> Task prompt: Write out each line of the listing as it stands, without the images.

(begin)

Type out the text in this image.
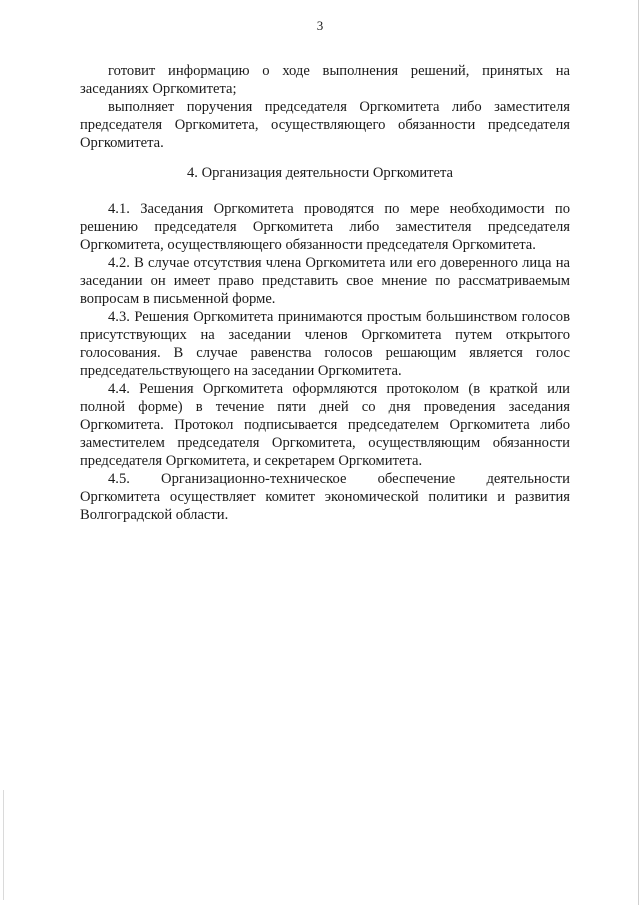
3

готовит информацию о ходе выполнения решений, принятых на заседаниях Оргкомитета;

выполняет поручения председателя Оргкомитета либо заместителя председателя Оргкомитета, осуществляющего обязанности председателя Оргкомитета.

4. Организация деятельности Оргкомитета

4.1. Заседания Оргкомитета проводятся по мере необходимости по решению председателя Оргкомитета либо заместителя председателя Оргкомитета, осуществляющего обязанности председателя Оргкомитета.

4.2. В случае отсутствия члена Оргкомитета или его доверенного лица на заседании он имеет право представить свое мнение по рассматриваемым вопросам в письменной форме.

4.3. Решения Оргкомитета принимаются простым большинством голосов присутствующих на заседании членов Оргкомитета путем открытого голосования. В случае равенства голосов решающим является голос председательствующего на заседании Оргкомитета.

4.4. Решения Оргкомитета оформляются протоколом (в краткой или полной форме) в течение пяти дней со дня проведения заседания Оргкомитета. Протокол подписывается председателем Оргкомитета либо заместителем председателя Оргкомитета, осуществляющим обязанности председателя Оргкомитета, и секретарем Оргкомитета.

4.5. Организационно-техническое обеспечение деятельности Оргкомитета осуществляет комитет экономической политики и развития Волгоградской области.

(end)

> In response:
Type out the text in this image.
3

готовит информацию о ходе выполнения решений, принятых на заседаниях Оргкомитета;

выполняет поручения председателя Оргкомитета либо заместителя председателя Оргкомитета, осуществляющего обязанности председателя Оргкомитета.

4. Организация деятельности Оргкомитета

4.1. Заседания Оргкомитета проводятся по мере необходимости по решению председателя Оргкомитета либо заместителя председателя Оргкомитета, осуществляющего обязанности председателя Оргкомитета.

4.2. В случае отсутствия члена Оргкомитета или его доверенного лица на заседании он имеет право представить свое мнение по рассматриваемым вопросам в письменной форме.

4.3. Решения Оргкомитета принимаются простым большинством голосов присутствующих на заседании членов Оргкомитета путем открытого голосования. В случае равенства голосов решающим является голос председательствующего на заседании Оргкомитета.

4.4. Решения Оргкомитета оформляются протоколом (в краткой или полной форме) в течение пяти дней со дня проведения заседания Оргкомитета. Протокол подписывается председателем Оргкомитета либо заместителем председателя Оргкомитета, осуществляющим обязанности председателя Оргкомитета, и секретарем Оргкомитета.

4.5. Организационно-техническое обеспечение деятельности Оргкомитета осуществляет комитет экономической политики и развития Волгоградской области.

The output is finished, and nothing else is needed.